- SHORT TASK -
Your task is to reproduce the entries below word for word.
# PROVIDED DATA start
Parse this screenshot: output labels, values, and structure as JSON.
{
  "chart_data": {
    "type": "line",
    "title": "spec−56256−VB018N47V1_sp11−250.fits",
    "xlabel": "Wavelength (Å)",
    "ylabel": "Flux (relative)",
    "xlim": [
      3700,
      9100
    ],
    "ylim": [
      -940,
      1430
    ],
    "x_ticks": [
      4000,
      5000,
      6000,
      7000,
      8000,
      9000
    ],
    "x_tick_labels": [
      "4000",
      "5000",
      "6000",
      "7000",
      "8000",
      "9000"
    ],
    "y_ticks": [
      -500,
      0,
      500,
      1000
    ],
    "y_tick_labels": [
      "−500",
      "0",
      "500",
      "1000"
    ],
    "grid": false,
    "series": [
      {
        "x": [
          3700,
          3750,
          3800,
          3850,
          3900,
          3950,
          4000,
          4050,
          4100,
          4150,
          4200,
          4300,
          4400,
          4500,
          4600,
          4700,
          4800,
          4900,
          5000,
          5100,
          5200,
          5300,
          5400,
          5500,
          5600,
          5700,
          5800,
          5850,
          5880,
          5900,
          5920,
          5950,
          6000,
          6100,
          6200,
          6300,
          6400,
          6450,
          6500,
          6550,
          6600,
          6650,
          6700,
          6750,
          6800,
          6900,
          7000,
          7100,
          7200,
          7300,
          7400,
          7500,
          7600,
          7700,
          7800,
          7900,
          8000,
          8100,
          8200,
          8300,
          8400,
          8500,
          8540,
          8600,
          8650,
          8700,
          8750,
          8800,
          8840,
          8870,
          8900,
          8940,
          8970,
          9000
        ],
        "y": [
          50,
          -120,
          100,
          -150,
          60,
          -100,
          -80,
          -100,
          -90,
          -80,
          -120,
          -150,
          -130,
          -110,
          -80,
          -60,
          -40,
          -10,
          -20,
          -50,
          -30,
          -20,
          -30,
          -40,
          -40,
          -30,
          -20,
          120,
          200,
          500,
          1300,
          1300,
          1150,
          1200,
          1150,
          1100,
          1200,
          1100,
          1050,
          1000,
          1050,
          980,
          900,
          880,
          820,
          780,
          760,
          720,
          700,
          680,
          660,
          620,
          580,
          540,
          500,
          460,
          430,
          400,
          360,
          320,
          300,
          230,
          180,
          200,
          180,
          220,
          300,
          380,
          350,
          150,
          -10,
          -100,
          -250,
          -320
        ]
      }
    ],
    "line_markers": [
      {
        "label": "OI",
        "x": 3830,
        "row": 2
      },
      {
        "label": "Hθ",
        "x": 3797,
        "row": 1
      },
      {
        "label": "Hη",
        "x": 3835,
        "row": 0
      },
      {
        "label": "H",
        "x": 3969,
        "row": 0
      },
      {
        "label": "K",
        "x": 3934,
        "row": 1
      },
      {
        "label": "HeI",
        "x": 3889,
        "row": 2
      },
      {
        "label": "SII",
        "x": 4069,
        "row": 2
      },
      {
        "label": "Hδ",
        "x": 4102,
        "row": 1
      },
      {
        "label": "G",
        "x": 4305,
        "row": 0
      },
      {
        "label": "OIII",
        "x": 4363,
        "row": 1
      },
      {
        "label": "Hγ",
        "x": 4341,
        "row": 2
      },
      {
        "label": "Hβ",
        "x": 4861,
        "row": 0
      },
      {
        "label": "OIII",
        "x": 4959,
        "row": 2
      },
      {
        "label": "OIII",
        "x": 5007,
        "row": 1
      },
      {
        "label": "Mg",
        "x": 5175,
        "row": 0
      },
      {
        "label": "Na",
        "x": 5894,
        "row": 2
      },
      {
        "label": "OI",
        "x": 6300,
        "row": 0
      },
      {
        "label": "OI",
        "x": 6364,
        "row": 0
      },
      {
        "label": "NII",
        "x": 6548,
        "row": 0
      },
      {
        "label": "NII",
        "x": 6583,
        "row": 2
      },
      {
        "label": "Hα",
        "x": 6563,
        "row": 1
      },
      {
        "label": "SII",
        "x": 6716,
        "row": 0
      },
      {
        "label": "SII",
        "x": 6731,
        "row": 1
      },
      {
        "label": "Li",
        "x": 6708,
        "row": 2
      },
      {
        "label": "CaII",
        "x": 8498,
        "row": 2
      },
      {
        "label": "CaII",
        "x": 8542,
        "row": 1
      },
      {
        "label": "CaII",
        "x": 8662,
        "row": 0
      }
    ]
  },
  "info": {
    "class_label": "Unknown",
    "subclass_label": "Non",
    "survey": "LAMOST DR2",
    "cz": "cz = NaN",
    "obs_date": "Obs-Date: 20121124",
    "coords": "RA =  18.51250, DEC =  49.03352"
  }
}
# PROVIDED DATA end
- ANSWER TO THE PROBLEM -
Parse this screenshot: output labels, values, and structure as JSON.
{
  "chart_data": {
    "type": "line",
    "title": "spec−56256−VB018N47V1_sp11−250.fits",
    "xlabel": "Wavelength (Å)",
    "ylabel": "Flux (relative)",
    "xlim": [
      3700,
      9100
    ],
    "ylim": [
      -940,
      1430
    ],
    "x_ticks": [
      4000,
      5000,
      6000,
      7000,
      8000,
      9000
    ],
    "x_tick_labels": [
      "4000",
      "5000",
      "6000",
      "7000",
      "8000",
      "9000"
    ],
    "y_ticks": [
      -500,
      0,
      500,
      1000
    ],
    "y_tick_labels": [
      "−500",
      "0",
      "500",
      "1000"
    ],
    "grid": false,
    "series": [
      {
        "x": [
          3700,
          3750,
          3800,
          3850,
          3900,
          3950,
          4000,
          4050,
          4100,
          4150,
          4200,
          4300,
          4400,
          4500,
          4600,
          4700,
          4800,
          4900,
          5000,
          5100,
          5200,
          5300,
          5400,
          5500,
          5600,
          5700,
          5800,
          5850,
          5880,
          5900,
          5920,
          5950,
          6000,
          6100,
          6200,
          6300,
          6400,
          6450,
          6500,
          6550,
          6600,
          6650,
          6700,
          6750,
          6800,
          6900,
          7000,
          7100,
          7200,
          7300,
          7400,
          7500,
          7600,
          7700,
          7800,
          7900,
          8000,
          8100,
          8200,
          8300,
          8400,
          8500,
          8540,
          8600,
          8650,
          8700,
          8750,
          8800,
          8840,
          8870,
          8900,
          8940,
          8970,
          9000
        ],
        "y": [
          50,
          -120,
          100,
          -150,
          60,
          -100,
          -80,
          -100,
          -90,
          -80,
          -120,
          -150,
          -130,
          -110,
          -80,
          -60,
          -40,
          -10,
          -20,
          -50,
          -30,
          -20,
          -30,
          -40,
          -40,
          -30,
          -20,
          120,
          200,
          500,
          1300,
          1300,
          1150,
          1200,
          1150,
          1100,
          1200,
          1100,
          1050,
          1000,
          1050,
          980,
          900,
          880,
          820,
          780,
          760,
          720,
          700,
          680,
          660,
          620,
          580,
          540,
          500,
          460,
          430,
          400,
          360,
          320,
          300,
          230,
          180,
          200,
          180,
          220,
          300,
          380,
          350,
          150,
          -10,
          -100,
          -250,
          -320
        ]
      }
    ],
    "line_markers": [
      {
        "label": "OI",
        "x": 3830,
        "row": 2
      },
      {
        "label": "Hθ",
        "x": 3797,
        "row": 1
      },
      {
        "label": "Hη",
        "x": 3835,
        "row": 0
      },
      {
        "label": "H",
        "x": 3969,
        "row": 0
      },
      {
        "label": "K",
        "x": 3934,
        "row": 1
      },
      {
        "label": "HeI",
        "x": 3889,
        "row": 2
      },
      {
        "label": "SII",
        "x": 4069,
        "row": 2
      },
      {
        "label": "Hδ",
        "x": 4102,
        "row": 1
      },
      {
        "label": "G",
        "x": 4305,
        "row": 0
      },
      {
        "label": "OIII",
        "x": 4363,
        "row": 1
      },
      {
        "label": "Hγ",
        "x": 4341,
        "row": 2
      },
      {
        "label": "Hβ",
        "x": 4861,
        "row": 0
      },
      {
        "label": "OIII",
        "x": 4959,
        "row": 2
      },
      {
        "label": "OIII",
        "x": 5007,
        "row": 1
      },
      {
        "label": "Mg",
        "x": 5175,
        "row": 0
      },
      {
        "label": "Na",
        "x": 5894,
        "row": 2
      },
      {
        "label": "OI",
        "x": 6300,
        "row": 0
      },
      {
        "label": "OI",
        "x": 6364,
        "row": 0
      },
      {
        "label": "NII",
        "x": 6548,
        "row": 0
      },
      {
        "label": "NII",
        "x": 6583,
        "row": 2
      },
      {
        "label": "Hα",
        "x": 6563,
        "row": 1
      },
      {
        "label": "SII",
        "x": 6716,
        "row": 0
      },
      {
        "label": "SII",
        "x": 6731,
        "row": 1
      },
      {
        "label": "Li",
        "x": 6708,
        "row": 2
      },
      {
        "label": "CaII",
        "x": 8498,
        "row": 2
      },
      {
        "label": "CaII",
        "x": 8542,
        "row": 1
      },
      {
        "label": "CaII",
        "x": 8662,
        "row": 0
      }
    ]
  },
  "info": {
    "class_label": "Unknown",
    "subclass_label": "Non",
    "survey": "LAMOST DR2",
    "cz": "cz = NaN",
    "obs_date": "Obs-Date: 20121124",
    "coords": "RA =  18.51250, DEC =  49.03352"
  }
}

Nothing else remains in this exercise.